Stated exercise:
What is the count of lines that hold the word "type"? Give only the number.

Excerpted data:
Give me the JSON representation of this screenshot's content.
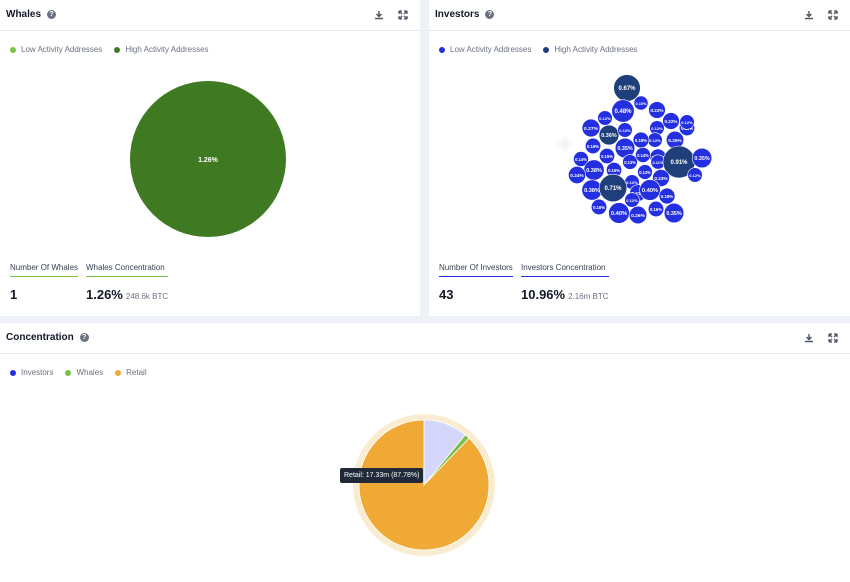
{
  "whales": {
    "title": "Whales",
    "legend": [
      {
        "label": "Low Activity Addresses",
        "color": "#7ac143"
      },
      {
        "label": "High Activity Addresses",
        "color": "#3f7a22"
      }
    ],
    "stats": [
      {
        "label": "Number Of Whales",
        "value": "1",
        "sub": "",
        "underline": "#7ac143"
      },
      {
        "label": "Whales Concentration",
        "value": "1.26%",
        "sub": "248.6k BTC",
        "underline": "#7ac143"
      }
    ]
  },
  "investors": {
    "title": "Investors",
    "legend": [
      {
        "label": "Low Activity Addresses",
        "color": "#2430e0"
      },
      {
        "label": "High Activity Addresses",
        "color": "#1f3f7a"
      }
    ],
    "stats": [
      {
        "label": "Number Of Investors",
        "value": "43",
        "sub": "",
        "underline": "#2430e0"
      },
      {
        "label": "Investors Concentration",
        "value": "10.96%",
        "sub": "2.16m BTC",
        "underline": "#2430e0"
      }
    ]
  },
  "concentration": {
    "title": "Concentration",
    "legend": [
      {
        "label": "Investors",
        "color": "#2430e0"
      },
      {
        "label": "Whales",
        "color": "#7ac143"
      },
      {
        "label": "Retail",
        "color": "#f0a935"
      }
    ],
    "tooltip": "Retail: 17.33m (87.78%)"
  },
  "icons": {
    "download": "download-icon",
    "expand": "expand-icon",
    "help": "help-icon"
  },
  "chart_data": [
    {
      "type": "pie",
      "categories": [
        "High Activity Addresses"
      ],
      "values": [
        1.26
      ],
      "data_labels": [
        "1.26%"
      ],
      "colors": [
        "#3f7a22"
      ]
    },
    {
      "type": "scatter",
      "categories": [
        "0.67%",
        "0.10%",
        "0.48%",
        "0.22%",
        "0.12%",
        "0.22%",
        "0.12%",
        "0.27%",
        "0.36%",
        "0.12%",
        "0.12%",
        "0.25%",
        "0.16%",
        "0.35%",
        "0.18%",
        "0.19%",
        "0.16%",
        "0.15%",
        "0.14%",
        "0.11%",
        "0.91%",
        "0.35%",
        "0.38%",
        "0.15%",
        "0.13%",
        "0.24%",
        "0.12%",
        "0.23%",
        "0.12%",
        "0.38%",
        "0.71%",
        "0.21%",
        "0.40%",
        "0.18%",
        "0.12%",
        "0.16%",
        "0.40%",
        "0.26%",
        "0.16%",
        "0.35%",
        "0.12%",
        "0.13%",
        "0.14%"
      ],
      "values": [
        0.67,
        0.1,
        0.48,
        0.22,
        0.12,
        0.22,
        0.12,
        0.27,
        0.36,
        0.12,
        0.12,
        0.25,
        0.16,
        0.35,
        0.18,
        0.19,
        0.16,
        0.15,
        0.14,
        0.11,
        0.91,
        0.35,
        0.38,
        0.15,
        0.13,
        0.24,
        0.12,
        0.23,
        0.12,
        0.38,
        0.71,
        0.21,
        0.4,
        0.18,
        0.12,
        0.16,
        0.4,
        0.26,
        0.16,
        0.35,
        0.12,
        0.13,
        0.14
      ],
      "high_activity": [
        true,
        false,
        false,
        false,
        false,
        false,
        false,
        false,
        true,
        false,
        false,
        false,
        false,
        false,
        false,
        false,
        false,
        false,
        false,
        false,
        true,
        false,
        false,
        false,
        false,
        false,
        false,
        false,
        false,
        false,
        true,
        false,
        false,
        false,
        false,
        false,
        false,
        false,
        false,
        false,
        false,
        false,
        false
      ]
    },
    {
      "type": "pie",
      "categories": [
        "Investors",
        "Whales",
        "Retail"
      ],
      "values": [
        10.96,
        1.26,
        87.78
      ],
      "colors": [
        "#d4d6fb",
        "#7ac143",
        "#f0a935"
      ]
    }
  ]
}
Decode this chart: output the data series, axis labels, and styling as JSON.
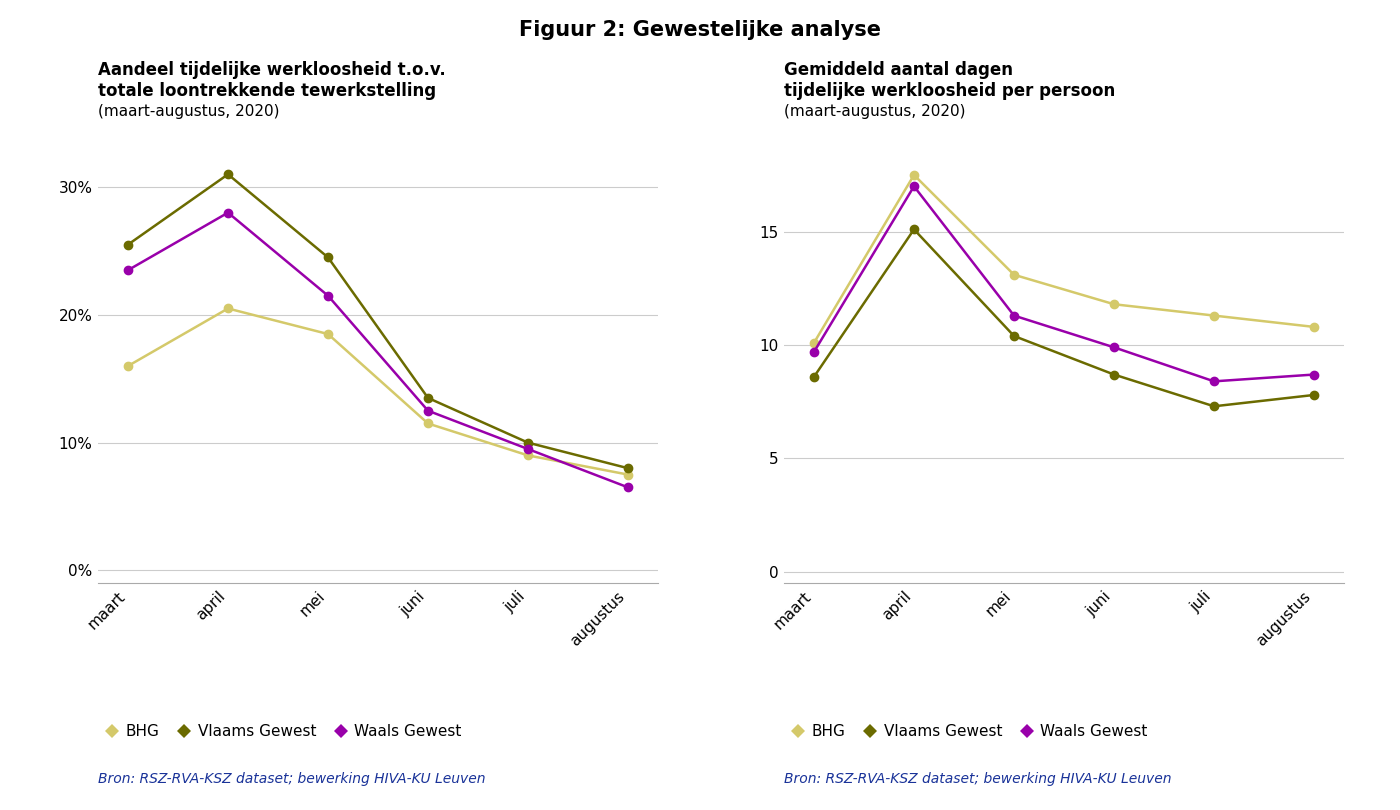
{
  "title": "Figuur 2: Gewestelijke analyse",
  "months": [
    "maart",
    "april",
    "mei",
    "juni",
    "juli",
    "augustus"
  ],
  "left_chart": {
    "title_line1": "Aandeel tijdelijke werkloosheid t.o.v.",
    "title_line2": "totale loontrekkende tewerkstelling",
    "subtitle": "(maart-augustus, 2020)",
    "BHG": [
      0.16,
      0.205,
      0.185,
      0.115,
      0.09,
      0.075
    ],
    "Vlaams": [
      0.255,
      0.31,
      0.245,
      0.135,
      0.1,
      0.08
    ],
    "Waals": [
      0.235,
      0.28,
      0.215,
      0.125,
      0.095,
      0.065
    ],
    "yticks": [
      0.0,
      0.1,
      0.2,
      0.3
    ],
    "ytick_labels": [
      "0%",
      "10%",
      "20%",
      "30%"
    ],
    "ylim": [
      -0.01,
      0.345
    ]
  },
  "right_chart": {
    "title_line1": "Gemiddeld aantal dagen",
    "title_line2": "tijdelijke werkloosheid per persoon",
    "subtitle": "(maart-augustus, 2020)",
    "BHG": [
      10.1,
      17.5,
      13.1,
      11.8,
      11.3,
      10.8
    ],
    "Vlaams": [
      8.6,
      15.1,
      10.4,
      8.7,
      7.3,
      7.8
    ],
    "Waals": [
      9.7,
      17.0,
      11.3,
      9.9,
      8.4,
      8.7
    ],
    "yticks": [
      0,
      5,
      10,
      15
    ],
    "ylim": [
      -0.5,
      19.5
    ]
  },
  "colors": {
    "BHG": "#d4c96a",
    "Vlaams": "#6b6b00",
    "Waals": "#9900aa"
  },
  "legend_labels": [
    "BHG",
    "Vlaams Gewest",
    "Waals Gewest"
  ],
  "source_text": "Bron: RSZ-RVA-KSZ dataset; bewerking HIVA-KU Leuven",
  "bg_color": "#ffffff",
  "grid_color": "#cccccc",
  "markersize": 6,
  "linewidth": 1.8
}
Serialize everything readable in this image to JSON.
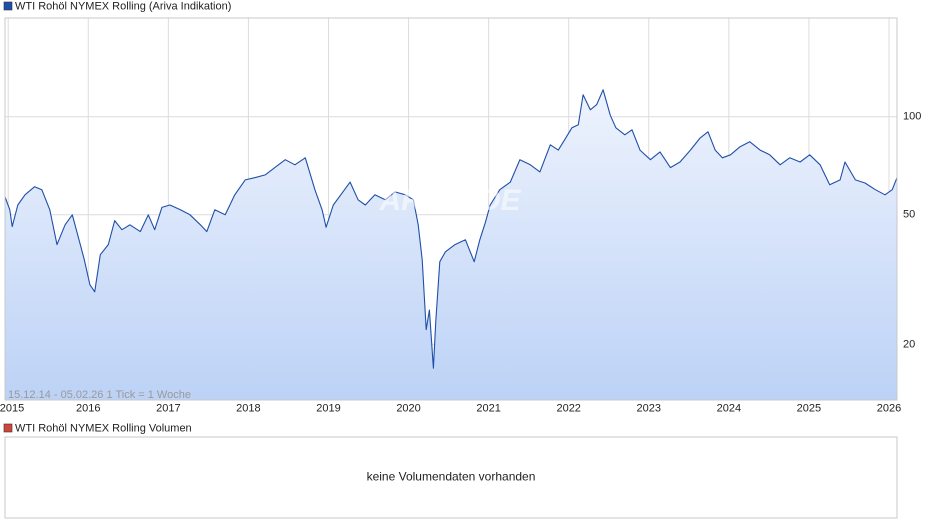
{
  "chart_data": {
    "type": "line",
    "log_scale": true,
    "grid": true,
    "xlim": [
      2014.96,
      2026.1
    ],
    "xticks": [
      2015,
      2016,
      2017,
      2018,
      2019,
      2020,
      2021,
      2022,
      2023,
      2024,
      2025,
      2026
    ],
    "ylim": [
      13.5,
      201
    ],
    "yticks": [
      20,
      50,
      100
    ],
    "range_note": "15.12.14 - 05.02.26   1 Tick = 1 Woche",
    "watermark": "ARIVA.DE",
    "x": [
      2014.96,
      2015.02,
      2015.05,
      2015.12,
      2015.21,
      2015.33,
      2015.42,
      2015.52,
      2015.61,
      2015.71,
      2015.8,
      2015.9,
      2015.95,
      2016.02,
      2016.08,
      2016.15,
      2016.25,
      2016.33,
      2016.42,
      2016.52,
      2016.65,
      2016.75,
      2016.83,
      2016.92,
      2017.02,
      2017.15,
      2017.27,
      2017.4,
      2017.48,
      2017.58,
      2017.71,
      2017.83,
      2017.96,
      2018.08,
      2018.21,
      2018.33,
      2018.46,
      2018.58,
      2018.71,
      2018.83,
      2018.92,
      2018.97,
      2019.06,
      2019.18,
      2019.27,
      2019.37,
      2019.46,
      2019.58,
      2019.71,
      2019.83,
      2019.96,
      2020.06,
      2020.12,
      2020.17,
      2020.22,
      2020.26,
      2020.31,
      2020.34,
      2020.39,
      2020.46,
      2020.58,
      2020.71,
      2020.82,
      2020.89,
      2020.96,
      2021.02,
      2021.14,
      2021.27,
      2021.39,
      2021.52,
      2021.64,
      2021.77,
      2021.87,
      2021.95,
      2022.04,
      2022.12,
      2022.18,
      2022.27,
      2022.35,
      2022.43,
      2022.52,
      2022.59,
      2022.7,
      2022.79,
      2022.89,
      2023.02,
      2023.14,
      2023.27,
      2023.39,
      2023.52,
      2023.64,
      2023.74,
      2023.83,
      2023.92,
      2024.02,
      2024.14,
      2024.26,
      2024.39,
      2024.51,
      2024.64,
      2024.76,
      2024.89,
      2025.01,
      2025.14,
      2025.26,
      2025.39,
      2025.45,
      2025.58,
      2025.7,
      2025.83,
      2025.95,
      2026.04,
      2026.1
    ],
    "series": [
      {
        "name": "WTI Rohöl NYMEX Rolling (Ariva Indikation)",
        "color": "#1f4fa8",
        "values": [
          56.8,
          51.8,
          46,
          53.6,
          57.6,
          61,
          59.7,
          51.8,
          40.5,
          46.6,
          50,
          40.5,
          36.4,
          30.5,
          29,
          37.7,
          40.5,
          48,
          45,
          46.6,
          44.4,
          50,
          45,
          52.7,
          53.6,
          51.8,
          50,
          46.6,
          44.4,
          51.8,
          50,
          57.6,
          64,
          65,
          66.3,
          69.8,
          73.8,
          71.2,
          74.8,
          59.7,
          51.8,
          45.8,
          53.6,
          58.8,
          63,
          55.6,
          53.6,
          57.6,
          55.6,
          58.8,
          57.6,
          55.6,
          46.6,
          36.4,
          22.2,
          25.5,
          16.9,
          23.6,
          35.9,
          38.5,
          40.5,
          41.9,
          35.9,
          41.9,
          47.4,
          53.6,
          59.7,
          63,
          73.8,
          71.2,
          67.7,
          82,
          79,
          85,
          92.5,
          94.5,
          116.8,
          105,
          109,
          121,
          101,
          92.5,
          88,
          91.2,
          79,
          73.8,
          78,
          69.8,
          72.6,
          79,
          86,
          89.9,
          79,
          74.8,
          76.4,
          80.9,
          83.8,
          79,
          76.4,
          71.2,
          74.8,
          72.6,
          76.4,
          71.2,
          61.8,
          64,
          72.6,
          64,
          62.6,
          59.7,
          57.6,
          59.7,
          65
        ]
      }
    ]
  },
  "volume_panel": {
    "title": "WTI Rohöl NYMEX Rolling Volumen",
    "color": "#d0453a",
    "message": "keine Volumendaten vorhanden"
  }
}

Answer to this exercise:
4